▶ **DATA EXCERPTS**:

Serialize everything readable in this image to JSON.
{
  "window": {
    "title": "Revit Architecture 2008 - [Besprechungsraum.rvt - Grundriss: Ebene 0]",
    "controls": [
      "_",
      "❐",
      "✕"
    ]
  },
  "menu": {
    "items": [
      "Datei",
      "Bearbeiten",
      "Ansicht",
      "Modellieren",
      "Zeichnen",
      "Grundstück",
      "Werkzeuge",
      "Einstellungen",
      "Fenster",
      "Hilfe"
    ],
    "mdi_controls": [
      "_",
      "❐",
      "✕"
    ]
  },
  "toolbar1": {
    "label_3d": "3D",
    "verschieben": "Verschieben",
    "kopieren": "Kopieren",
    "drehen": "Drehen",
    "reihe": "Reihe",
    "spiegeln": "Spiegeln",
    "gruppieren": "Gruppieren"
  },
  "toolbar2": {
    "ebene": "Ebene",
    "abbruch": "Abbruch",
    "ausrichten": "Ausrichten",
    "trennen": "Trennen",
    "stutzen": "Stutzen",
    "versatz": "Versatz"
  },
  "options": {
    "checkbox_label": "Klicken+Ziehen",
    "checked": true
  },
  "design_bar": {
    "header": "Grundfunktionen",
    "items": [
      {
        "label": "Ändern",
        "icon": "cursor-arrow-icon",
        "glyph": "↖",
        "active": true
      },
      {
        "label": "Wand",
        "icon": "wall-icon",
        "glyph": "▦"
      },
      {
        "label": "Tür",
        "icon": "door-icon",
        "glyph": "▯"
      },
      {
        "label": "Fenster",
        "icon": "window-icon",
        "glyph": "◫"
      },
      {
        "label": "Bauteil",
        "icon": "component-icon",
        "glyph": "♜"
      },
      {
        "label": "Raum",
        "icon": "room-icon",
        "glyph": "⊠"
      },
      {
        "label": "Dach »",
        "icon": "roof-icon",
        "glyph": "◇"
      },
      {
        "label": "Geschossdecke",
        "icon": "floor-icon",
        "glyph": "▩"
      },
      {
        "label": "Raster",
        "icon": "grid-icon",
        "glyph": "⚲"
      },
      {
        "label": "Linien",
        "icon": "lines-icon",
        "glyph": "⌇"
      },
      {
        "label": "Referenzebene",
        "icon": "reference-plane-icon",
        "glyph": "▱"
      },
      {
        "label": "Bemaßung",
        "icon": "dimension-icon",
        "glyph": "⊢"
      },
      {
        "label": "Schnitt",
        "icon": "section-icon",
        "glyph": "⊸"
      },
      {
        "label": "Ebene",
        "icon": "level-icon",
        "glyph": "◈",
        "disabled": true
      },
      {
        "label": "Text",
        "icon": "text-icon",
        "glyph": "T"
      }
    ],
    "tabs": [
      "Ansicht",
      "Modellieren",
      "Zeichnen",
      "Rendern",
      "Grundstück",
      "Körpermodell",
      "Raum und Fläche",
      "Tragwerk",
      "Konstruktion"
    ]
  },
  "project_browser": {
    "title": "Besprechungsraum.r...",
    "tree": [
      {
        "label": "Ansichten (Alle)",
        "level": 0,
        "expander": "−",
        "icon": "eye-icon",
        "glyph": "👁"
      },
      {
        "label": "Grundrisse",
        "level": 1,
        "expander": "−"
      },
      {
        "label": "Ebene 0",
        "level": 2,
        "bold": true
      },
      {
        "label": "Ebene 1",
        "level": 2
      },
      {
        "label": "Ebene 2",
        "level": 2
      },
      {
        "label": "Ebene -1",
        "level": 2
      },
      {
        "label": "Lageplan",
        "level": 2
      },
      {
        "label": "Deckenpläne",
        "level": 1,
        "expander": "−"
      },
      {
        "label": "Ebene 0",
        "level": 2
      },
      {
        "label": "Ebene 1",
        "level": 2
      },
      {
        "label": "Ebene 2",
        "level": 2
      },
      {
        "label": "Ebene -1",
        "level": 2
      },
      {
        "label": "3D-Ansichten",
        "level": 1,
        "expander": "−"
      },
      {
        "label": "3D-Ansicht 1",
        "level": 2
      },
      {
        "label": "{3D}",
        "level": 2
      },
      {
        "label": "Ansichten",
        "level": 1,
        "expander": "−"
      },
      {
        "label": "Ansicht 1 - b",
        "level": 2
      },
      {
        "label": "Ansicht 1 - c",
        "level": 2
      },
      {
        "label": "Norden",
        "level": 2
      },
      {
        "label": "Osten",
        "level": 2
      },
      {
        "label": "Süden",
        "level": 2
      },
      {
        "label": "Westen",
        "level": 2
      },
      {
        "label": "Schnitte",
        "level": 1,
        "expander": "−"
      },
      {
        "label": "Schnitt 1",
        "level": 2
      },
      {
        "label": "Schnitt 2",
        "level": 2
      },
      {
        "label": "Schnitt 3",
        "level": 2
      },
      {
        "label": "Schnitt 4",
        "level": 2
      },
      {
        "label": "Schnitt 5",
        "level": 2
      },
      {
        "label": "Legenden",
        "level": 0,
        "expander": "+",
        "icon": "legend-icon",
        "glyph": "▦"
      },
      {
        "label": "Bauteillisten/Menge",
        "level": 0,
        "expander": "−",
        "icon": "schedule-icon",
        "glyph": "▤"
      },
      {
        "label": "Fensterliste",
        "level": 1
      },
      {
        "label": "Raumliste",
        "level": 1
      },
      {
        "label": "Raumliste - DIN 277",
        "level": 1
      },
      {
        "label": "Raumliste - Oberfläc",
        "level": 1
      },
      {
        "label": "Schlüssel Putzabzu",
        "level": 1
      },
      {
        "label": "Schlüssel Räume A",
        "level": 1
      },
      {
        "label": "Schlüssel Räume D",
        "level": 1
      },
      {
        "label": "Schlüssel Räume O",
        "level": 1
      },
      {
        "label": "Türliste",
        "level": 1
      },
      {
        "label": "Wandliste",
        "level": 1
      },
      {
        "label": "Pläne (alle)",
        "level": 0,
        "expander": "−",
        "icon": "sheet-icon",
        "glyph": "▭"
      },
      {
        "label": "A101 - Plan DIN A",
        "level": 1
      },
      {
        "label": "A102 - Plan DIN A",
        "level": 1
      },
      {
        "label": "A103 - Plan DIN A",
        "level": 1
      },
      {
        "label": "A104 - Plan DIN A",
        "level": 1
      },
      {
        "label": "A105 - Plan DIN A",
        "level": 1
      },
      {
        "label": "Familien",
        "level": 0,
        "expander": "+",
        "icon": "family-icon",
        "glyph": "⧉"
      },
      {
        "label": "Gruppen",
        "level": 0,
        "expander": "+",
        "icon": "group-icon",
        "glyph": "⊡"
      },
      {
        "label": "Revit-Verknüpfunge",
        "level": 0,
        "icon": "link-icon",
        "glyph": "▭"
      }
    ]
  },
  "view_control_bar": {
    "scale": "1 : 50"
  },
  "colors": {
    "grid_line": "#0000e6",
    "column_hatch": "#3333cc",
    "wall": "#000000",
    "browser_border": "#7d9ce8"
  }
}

▶ **WHAT YOU SHOULD DO**:
Restate the data above word for word, please.

▶ **ANSWER FOR THIS EXERCISE**:
Serialize everything readable in this image to JSON.
{
  "window": {
    "title": "Revit Architecture 2008 - [Besprechungsraum.rvt - Grundriss: Ebene 0]",
    "controls": [
      "_",
      "❐",
      "✕"
    ]
  },
  "menu": {
    "items": [
      "Datei",
      "Bearbeiten",
      "Ansicht",
      "Modellieren",
      "Zeichnen",
      "Grundstück",
      "Werkzeuge",
      "Einstellungen",
      "Fenster",
      "Hilfe"
    ],
    "mdi_controls": [
      "_",
      "❐",
      "✕"
    ]
  },
  "toolbar1": {
    "label_3d": "3D",
    "verschieben": "Verschieben",
    "kopieren": "Kopieren",
    "drehen": "Drehen",
    "reihe": "Reihe",
    "spiegeln": "Spiegeln",
    "gruppieren": "Gruppieren"
  },
  "toolbar2": {
    "ebene": "Ebene",
    "abbruch": "Abbruch",
    "ausrichten": "Ausrichten",
    "trennen": "Trennen",
    "stutzen": "Stutzen",
    "versatz": "Versatz"
  },
  "options": {
    "checkbox_label": "Klicken+Ziehen",
    "checked": true
  },
  "design_bar": {
    "header": "Grundfunktionen",
    "items": [
      {
        "label": "Ändern",
        "icon": "cursor-arrow-icon",
        "glyph": "↖",
        "active": true
      },
      {
        "label": "Wand",
        "icon": "wall-icon",
        "glyph": "▦"
      },
      {
        "label": "Tür",
        "icon": "door-icon",
        "glyph": "▯"
      },
      {
        "label": "Fenster",
        "icon": "window-icon",
        "glyph": "◫"
      },
      {
        "label": "Bauteil",
        "icon": "component-icon",
        "glyph": "♜"
      },
      {
        "label": "Raum",
        "icon": "room-icon",
        "glyph": "⊠"
      },
      {
        "label": "Dach »",
        "icon": "roof-icon",
        "glyph": "◇"
      },
      {
        "label": "Geschossdecke",
        "icon": "floor-icon",
        "glyph": "▩"
      },
      {
        "label": "Raster",
        "icon": "grid-icon",
        "glyph": "⚲"
      },
      {
        "label": "Linien",
        "icon": "lines-icon",
        "glyph": "⌇"
      },
      {
        "label": "Referenzebene",
        "icon": "reference-plane-icon",
        "glyph": "▱"
      },
      {
        "label": "Bemaßung",
        "icon": "dimension-icon",
        "glyph": "⊢"
      },
      {
        "label": "Schnitt",
        "icon": "section-icon",
        "glyph": "⊸"
      },
      {
        "label": "Ebene",
        "icon": "level-icon",
        "glyph": "◈",
        "disabled": true
      },
      {
        "label": "Text",
        "icon": "text-icon",
        "glyph": "T"
      }
    ],
    "tabs": [
      "Ansicht",
      "Modellieren",
      "Zeichnen",
      "Rendern",
      "Grundstück",
      "Körpermodell",
      "Raum und Fläche",
      "Tragwerk",
      "Konstruktion"
    ]
  },
  "project_browser": {
    "title": "Besprechungsraum.r...",
    "tree": [
      {
        "label": "Ansichten (Alle)",
        "level": 0,
        "expander": "−",
        "icon": "eye-icon",
        "glyph": "👁"
      },
      {
        "label": "Grundrisse",
        "level": 1,
        "expander": "−"
      },
      {
        "label": "Ebene 0",
        "level": 2,
        "bold": true
      },
      {
        "label": "Ebene 1",
        "level": 2
      },
      {
        "label": "Ebene 2",
        "level": 2
      },
      {
        "label": "Ebene -1",
        "level": 2
      },
      {
        "label": "Lageplan",
        "level": 2
      },
      {
        "label": "Deckenpläne",
        "level": 1,
        "expander": "−"
      },
      {
        "label": "Ebene 0",
        "level": 2
      },
      {
        "label": "Ebene 1",
        "level": 2
      },
      {
        "label": "Ebene 2",
        "level": 2
      },
      {
        "label": "Ebene -1",
        "level": 2
      },
      {
        "label": "3D-Ansichten",
        "level": 1,
        "expander": "−"
      },
      {
        "label": "3D-Ansicht 1",
        "level": 2
      },
      {
        "label": "{3D}",
        "level": 2
      },
      {
        "label": "Ansichten",
        "level": 1,
        "expander": "−"
      },
      {
        "label": "Ansicht 1 - b",
        "level": 2
      },
      {
        "label": "Ansicht 1 - c",
        "level": 2
      },
      {
        "label": "Norden",
        "level": 2
      },
      {
        "label": "Osten",
        "level": 2
      },
      {
        "label": "Süden",
        "level": 2
      },
      {
        "label": "Westen",
        "level": 2
      },
      {
        "label": "Schnitte",
        "level": 1,
        "expander": "−"
      },
      {
        "label": "Schnitt 1",
        "level": 2
      },
      {
        "label": "Schnitt 2",
        "level": 2
      },
      {
        "label": "Schnitt 3",
        "level": 2
      },
      {
        "label": "Schnitt 4",
        "level": 2
      },
      {
        "label": "Schnitt 5",
        "level": 2
      },
      {
        "label": "Legenden",
        "level": 0,
        "expander": "+",
        "icon": "legend-icon",
        "glyph": "▦"
      },
      {
        "label": "Bauteillisten/Menge",
        "level": 0,
        "expander": "−",
        "icon": "schedule-icon",
        "glyph": "▤"
      },
      {
        "label": "Fensterliste",
        "level": 1
      },
      {
        "label": "Raumliste",
        "level": 1
      },
      {
        "label": "Raumliste - DIN 277",
        "level": 1
      },
      {
        "label": "Raumliste - Oberfläc",
        "level": 1
      },
      {
        "label": "Schlüssel Putzabzu",
        "level": 1
      },
      {
        "label": "Schlüssel Räume A",
        "level": 1
      },
      {
        "label": "Schlüssel Räume D",
        "level": 1
      },
      {
        "label": "Schlüssel Räume O",
        "level": 1
      },
      {
        "label": "Türliste",
        "level": 1
      },
      {
        "label": "Wandliste",
        "level": 1
      },
      {
        "label": "Pläne (alle)",
        "level": 0,
        "expander": "−",
        "icon": "sheet-icon",
        "glyph": "▭"
      },
      {
        "label": "A101 - Plan DIN A",
        "level": 1
      },
      {
        "label": "A102 - Plan DIN A",
        "level": 1
      },
      {
        "label": "A103 - Plan DIN A",
        "level": 1
      },
      {
        "label": "A104 - Plan DIN A",
        "level": 1
      },
      {
        "label": "A105 - Plan DIN A",
        "level": 1
      },
      {
        "label": "Familien",
        "level": 0,
        "expander": "+",
        "icon": "family-icon",
        "glyph": "⧉"
      },
      {
        "label": "Gruppen",
        "level": 0,
        "expander": "+",
        "icon": "group-icon",
        "glyph": "⊡"
      },
      {
        "label": "Revit-Verknüpfunge",
        "level": 0,
        "icon": "link-icon",
        "glyph": "▭"
      }
    ]
  },
  "view_control_bar": {
    "scale": "1 : 50"
  },
  "colors": {
    "grid_line": "#0000e6",
    "column_hatch": "#3333cc",
    "wall": "#000000",
    "browser_border": "#7d9ce8"
  }
}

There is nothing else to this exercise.